• WORK INSTRUCTIONS:
Your copy must hold all of the data below, unchanged and without images.

• RECORDED INFORMATION:
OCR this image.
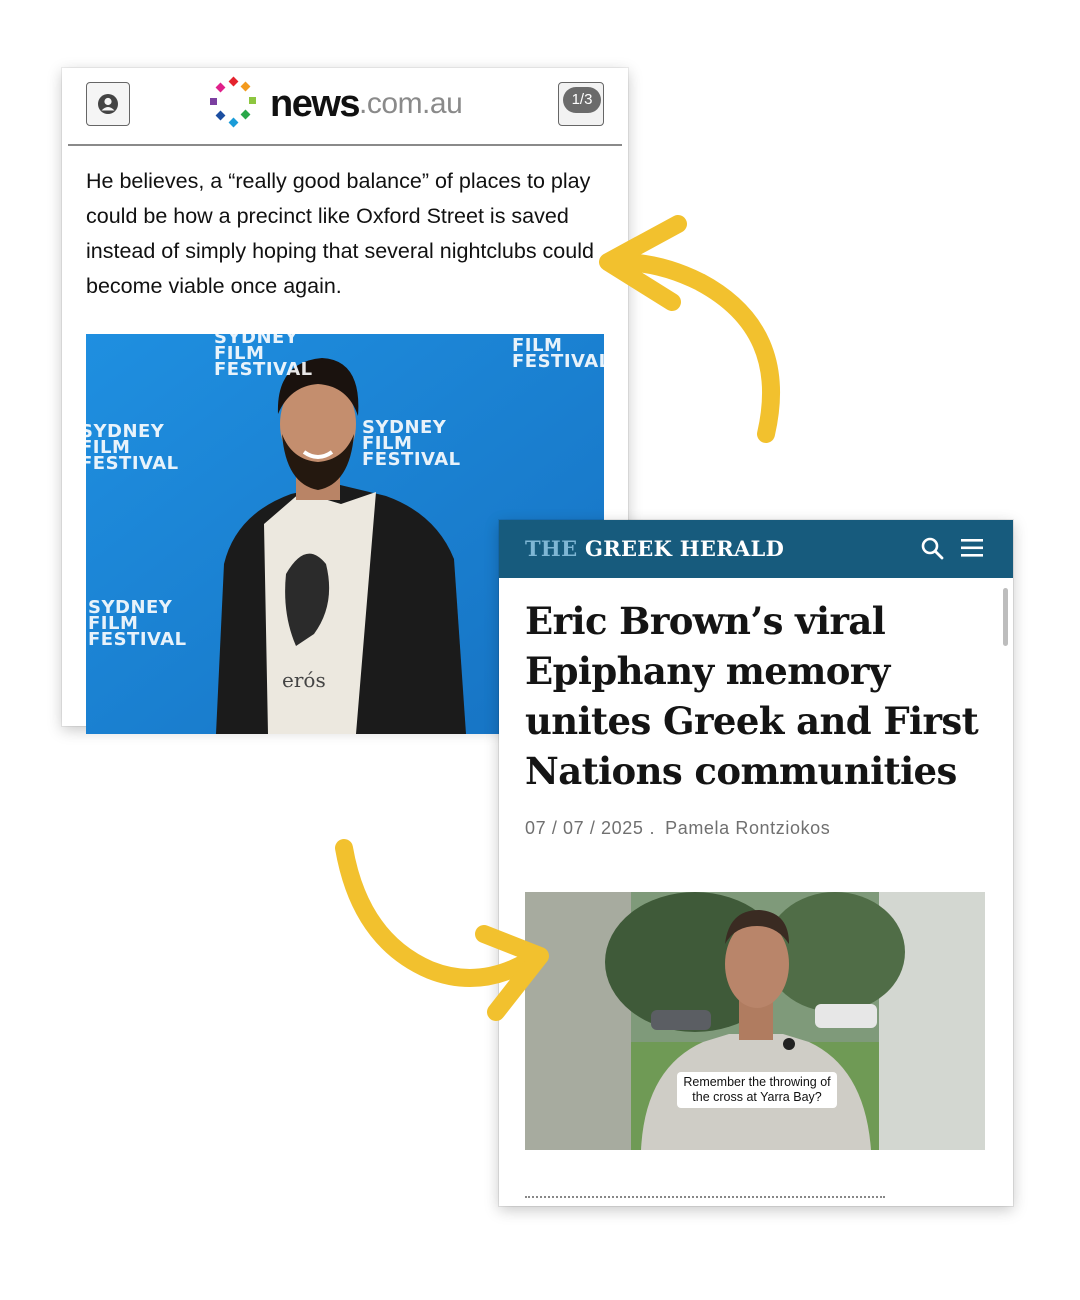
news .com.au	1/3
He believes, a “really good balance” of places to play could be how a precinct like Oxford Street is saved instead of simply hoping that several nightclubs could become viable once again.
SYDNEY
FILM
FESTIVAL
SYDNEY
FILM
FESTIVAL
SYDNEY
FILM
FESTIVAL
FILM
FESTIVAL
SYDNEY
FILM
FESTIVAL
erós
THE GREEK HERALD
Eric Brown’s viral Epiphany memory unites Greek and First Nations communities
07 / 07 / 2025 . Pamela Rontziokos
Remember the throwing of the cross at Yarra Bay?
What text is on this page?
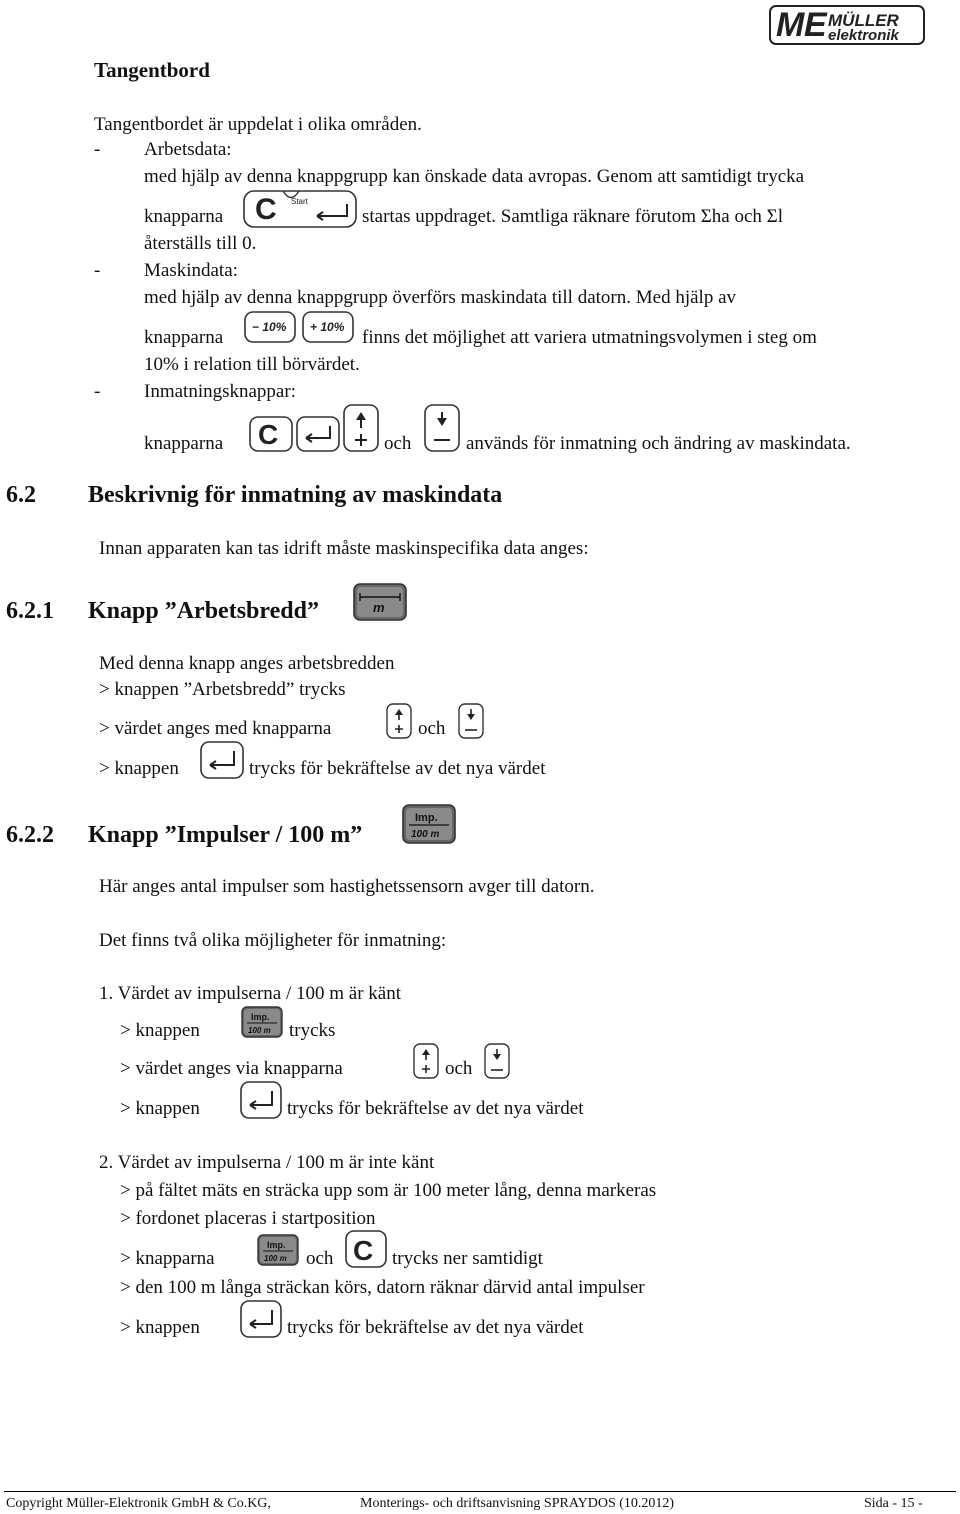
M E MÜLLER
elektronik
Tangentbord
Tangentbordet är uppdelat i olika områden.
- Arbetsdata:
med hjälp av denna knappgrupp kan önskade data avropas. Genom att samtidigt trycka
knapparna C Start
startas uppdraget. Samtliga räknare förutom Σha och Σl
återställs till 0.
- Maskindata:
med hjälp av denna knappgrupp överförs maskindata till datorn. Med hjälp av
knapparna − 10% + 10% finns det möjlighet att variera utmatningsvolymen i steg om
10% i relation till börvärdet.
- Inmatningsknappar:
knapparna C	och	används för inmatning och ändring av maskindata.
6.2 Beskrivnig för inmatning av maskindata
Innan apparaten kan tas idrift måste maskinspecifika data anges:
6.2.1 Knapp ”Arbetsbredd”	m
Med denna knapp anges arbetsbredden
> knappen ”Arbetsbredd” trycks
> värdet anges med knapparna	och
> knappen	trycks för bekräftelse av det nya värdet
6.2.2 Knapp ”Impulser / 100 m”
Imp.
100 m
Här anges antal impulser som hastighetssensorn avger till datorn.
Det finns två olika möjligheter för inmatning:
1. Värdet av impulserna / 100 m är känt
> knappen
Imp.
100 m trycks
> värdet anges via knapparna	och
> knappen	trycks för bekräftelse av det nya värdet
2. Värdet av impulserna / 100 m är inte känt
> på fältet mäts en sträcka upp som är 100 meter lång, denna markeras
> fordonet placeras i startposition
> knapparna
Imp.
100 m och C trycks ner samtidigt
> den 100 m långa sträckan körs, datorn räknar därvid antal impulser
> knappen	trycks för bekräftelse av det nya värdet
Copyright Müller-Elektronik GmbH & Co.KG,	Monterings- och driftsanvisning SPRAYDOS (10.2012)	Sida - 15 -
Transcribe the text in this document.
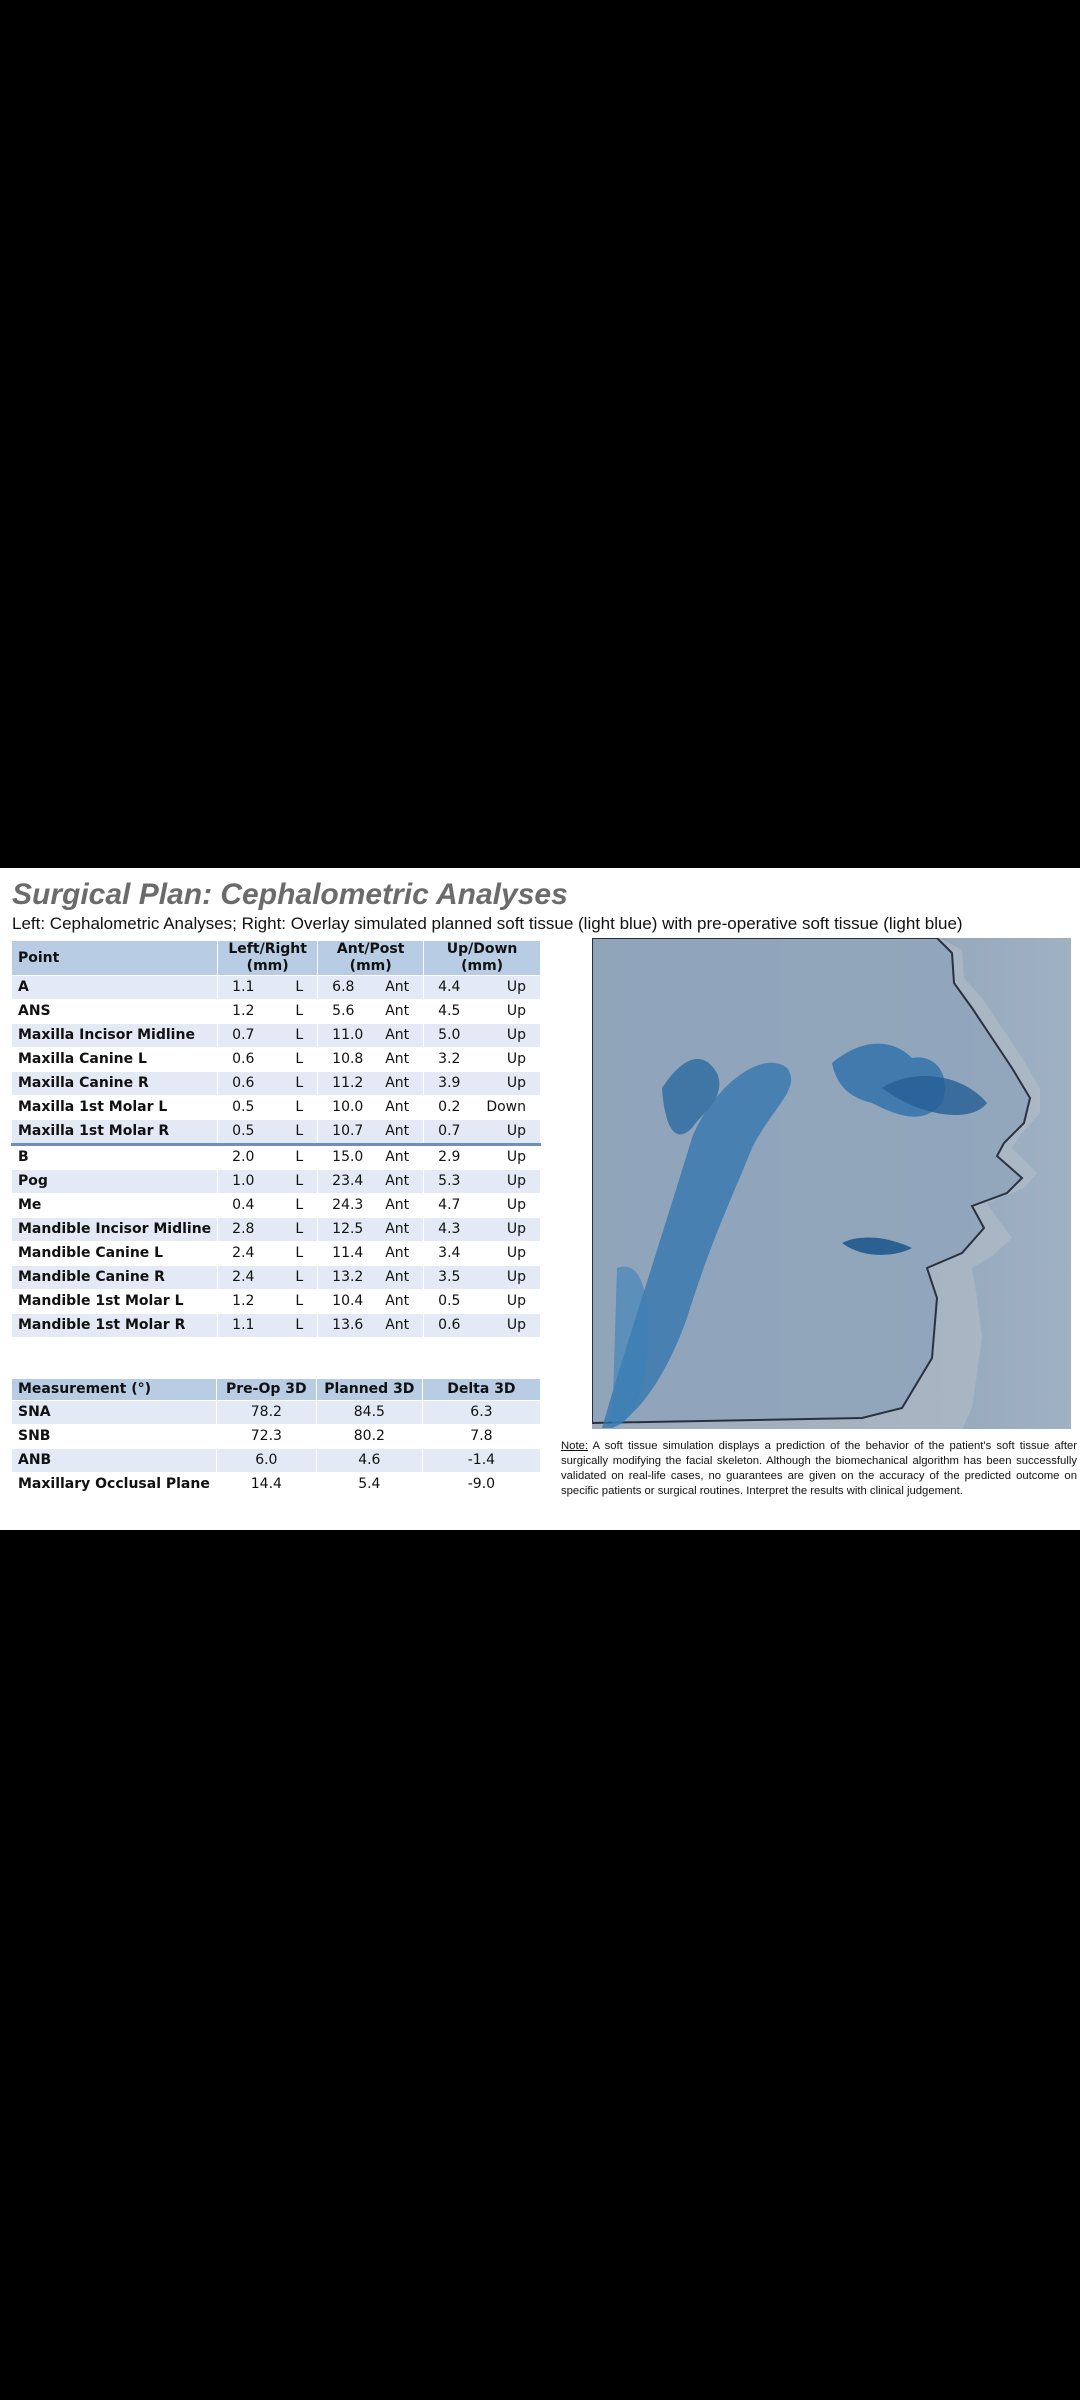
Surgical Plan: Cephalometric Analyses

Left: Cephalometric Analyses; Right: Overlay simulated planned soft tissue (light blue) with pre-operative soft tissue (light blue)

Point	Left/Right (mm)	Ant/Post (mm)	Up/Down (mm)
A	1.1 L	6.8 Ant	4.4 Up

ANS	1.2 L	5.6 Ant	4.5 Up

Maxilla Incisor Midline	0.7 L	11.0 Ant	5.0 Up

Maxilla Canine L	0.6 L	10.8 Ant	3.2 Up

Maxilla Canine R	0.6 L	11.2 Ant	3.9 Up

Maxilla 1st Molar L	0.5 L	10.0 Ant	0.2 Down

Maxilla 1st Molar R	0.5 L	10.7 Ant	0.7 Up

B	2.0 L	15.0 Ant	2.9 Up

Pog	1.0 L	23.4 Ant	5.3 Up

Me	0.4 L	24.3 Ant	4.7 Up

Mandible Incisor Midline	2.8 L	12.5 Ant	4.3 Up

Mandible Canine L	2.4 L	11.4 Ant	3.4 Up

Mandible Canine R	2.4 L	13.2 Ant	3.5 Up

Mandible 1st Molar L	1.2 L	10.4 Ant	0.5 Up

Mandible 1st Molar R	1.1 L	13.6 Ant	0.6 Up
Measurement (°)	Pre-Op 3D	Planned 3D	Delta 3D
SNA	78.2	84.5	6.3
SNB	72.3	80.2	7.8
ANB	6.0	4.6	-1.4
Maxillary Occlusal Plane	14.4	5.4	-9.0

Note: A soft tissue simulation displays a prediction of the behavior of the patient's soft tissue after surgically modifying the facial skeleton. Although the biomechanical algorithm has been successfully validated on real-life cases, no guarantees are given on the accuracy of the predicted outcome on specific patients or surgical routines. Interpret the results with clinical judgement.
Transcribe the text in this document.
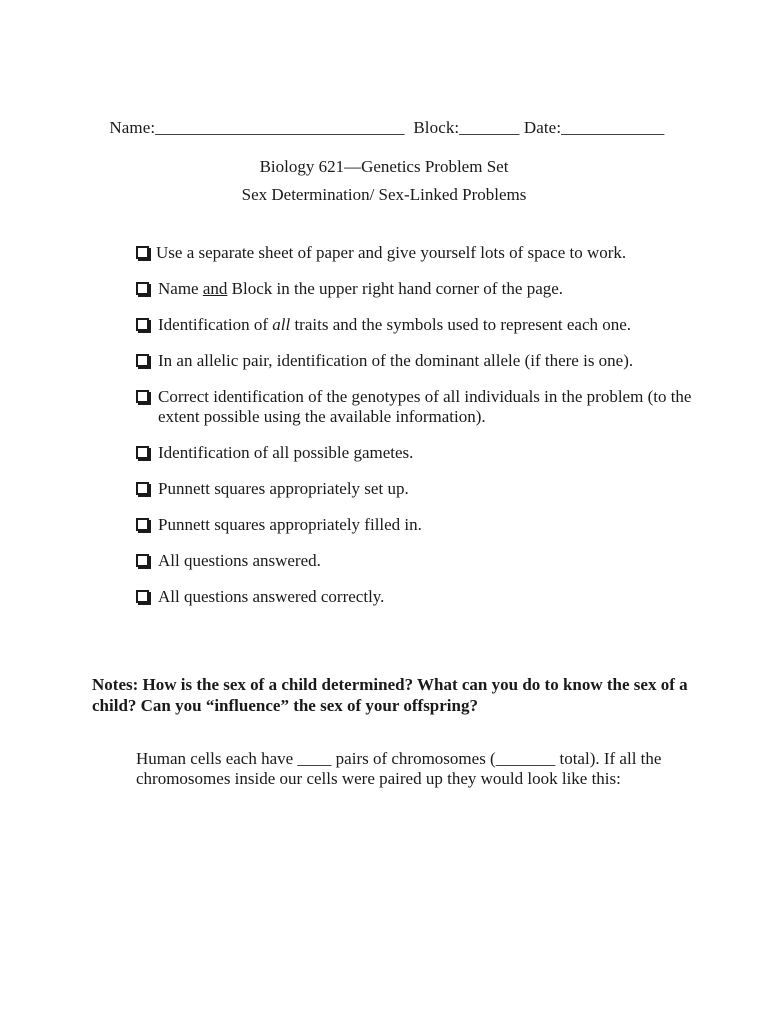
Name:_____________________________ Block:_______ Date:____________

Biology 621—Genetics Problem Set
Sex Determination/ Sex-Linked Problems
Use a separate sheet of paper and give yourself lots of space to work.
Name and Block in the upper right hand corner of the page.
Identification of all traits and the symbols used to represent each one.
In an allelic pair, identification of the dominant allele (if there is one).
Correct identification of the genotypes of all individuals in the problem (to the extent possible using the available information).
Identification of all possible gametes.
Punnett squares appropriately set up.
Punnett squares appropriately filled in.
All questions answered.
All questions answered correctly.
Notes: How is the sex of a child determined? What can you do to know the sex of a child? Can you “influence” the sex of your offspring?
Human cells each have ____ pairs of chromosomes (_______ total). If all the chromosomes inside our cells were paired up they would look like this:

• RESPONSE TO THE EXERCISE:
OCR this image.
news .com.au	1/3
He believes, a “really good balance” of places to play could be how a precinct like Oxford Street is saved instead of simply hoping that several nightclubs could become viable once again.
SYDNEY
FILM
FESTIVAL
SYDNEY
FILM
FESTIVAL
SYDNEY
FILM
FESTIVAL
FILM
FESTIVAL
SYDNEY
FILM
FESTIVAL
erós
THE GREEK HERALD
Eric Brown’s viral Epiphany memory unites Greek and First Nations communities
07 / 07 / 2025 . Pamela Rontziokos
Remember the throwing of the cross at Yarra Bay?
What text is on this page?
M E MÜLLER
elektronik
Tangentbord
Tangentbordet är uppdelat i olika områden.
- Arbetsdata:
med hjälp av denna knappgrupp kan önskade data avropas. Genom att samtidigt trycka
knapparna C Start
startas uppdraget. Samtliga räknare förutom Σha och Σl
återställs till 0.
- Maskindata:
med hjälp av denna knappgrupp överförs maskindata till datorn. Med hjälp av
knapparna − 10% + 10% finns det möjlighet att variera utmatningsvolymen i steg om
10% i relation till börvärdet.
- Inmatningsknappar:
knapparna C	och	används för inmatning och ändring av maskindata.
6.2 Beskrivnig för inmatning av maskindata
Innan apparaten kan tas idrift måste maskinspecifika data anges:
6.2.1 Knapp ”Arbetsbredd”	m
Med denna knapp anges arbetsbredden
> knappen ”Arbetsbredd” trycks
> värdet anges med knapparna	och
> knappen	trycks för bekräftelse av det nya värdet
6.2.2 Knapp ”Impulser / 100 m”
Imp.
100 m
Här anges antal impulser som hastighetssensorn avger till datorn.
Det finns två olika möjligheter för inmatning:
1. Värdet av impulserna / 100 m är känt
> knappen
Imp.
100 m trycks
> värdet anges via knapparna	och
> knappen	trycks för bekräftelse av det nya värdet
2. Värdet av impulserna / 100 m är inte känt
> på fältet mäts en sträcka upp som är 100 meter lång, denna markeras
> fordonet placeras i startposition
> knapparna
Imp.
100 m och C trycks ner samtidigt
> den 100 m långa sträckan körs, datorn räknar därvid antal impulser
> knappen	trycks för bekräftelse av det nya värdet
Copyright Müller-Elektronik GmbH & Co.KG,	Monterings- och driftsanvisning SPRAYDOS (10.2012)	Sida - 15 -
Transcribe the text in this document.
Surgical Plan: Cephalometric Analyses

Left: Cephalometric Analyses; Right: Overlay simulated planned soft tissue (light blue) with pre-operative soft tissue (light blue)

Point	Left/Right (mm)	Ant/Post (mm)	Up/Down (mm)
A	1.1 L	6.8 Ant	4.4 Up

ANS	1.2 L	5.6 Ant	4.5 Up

Maxilla Incisor Midline	0.7 L	11.0 Ant	5.0 Up

Maxilla Canine L	0.6 L	10.8 Ant	3.2 Up

Maxilla Canine R	0.6 L	11.2 Ant	3.9 Up

Maxilla 1st Molar L	0.5 L	10.0 Ant	0.2 Down

Maxilla 1st Molar R	0.5 L	10.7 Ant	0.7 Up

B	2.0 L	15.0 Ant	2.9 Up

Pog	1.0 L	23.4 Ant	5.3 Up

Me	0.4 L	24.3 Ant	4.7 Up

Mandible Incisor Midline	2.8 L	12.5 Ant	4.3 Up

Mandible Canine L	2.4 L	11.4 Ant	3.4 Up

Mandible Canine R	2.4 L	13.2 Ant	3.5 Up

Mandible 1st Molar L	1.2 L	10.4 Ant	0.5 Up

Mandible 1st Molar R	1.1 L	13.6 Ant	0.6 Up
Measurement (°)	Pre-Op 3D	Planned 3D	Delta 3D
SNA	78.2	84.5	6.3
SNB	72.3	80.2	7.8
ANB	6.0	4.6	-1.4
Maxillary Occlusal Plane	14.4	5.4	-9.0

Note: A soft tissue simulation displays a prediction of the behavior of the patient's soft tissue after surgically modifying the facial skeleton. Although the biomechanical algorithm has been successfully validated on real-life cases, no guarantees are given on the accuracy of the predicted outcome on specific patients or surgical routines. Interpret the results with clinical judgement.
Transcribe the text in this document.
Name:_____________________________ Block:_______ Date:____________

Biology 621—Genetics Problem Set
Sex Determination/ Sex-Linked Problems
Use a separate sheet of paper and give yourself lots of space to work.
Name and Block in the upper right hand corner of the page.
Identification of all traits and the symbols used to represent each one.
In an allelic pair, identification of the dominant allele (if there is one).
Correct identification of the genotypes of all individuals in the problem (to the extent possible using the available information).
Identification of all possible gametes.
Punnett squares appropriately set up.
Punnett squares appropriately filled in.
All questions answered.
All questions answered correctly.
Notes: How is the sex of a child determined? What can you do to know the sex of a child? Can you “influence” the sex of your offspring?
Human cells each have ____ pairs of chromosomes (_______ total). If all the chromosomes inside our cells were paired up they would look like this:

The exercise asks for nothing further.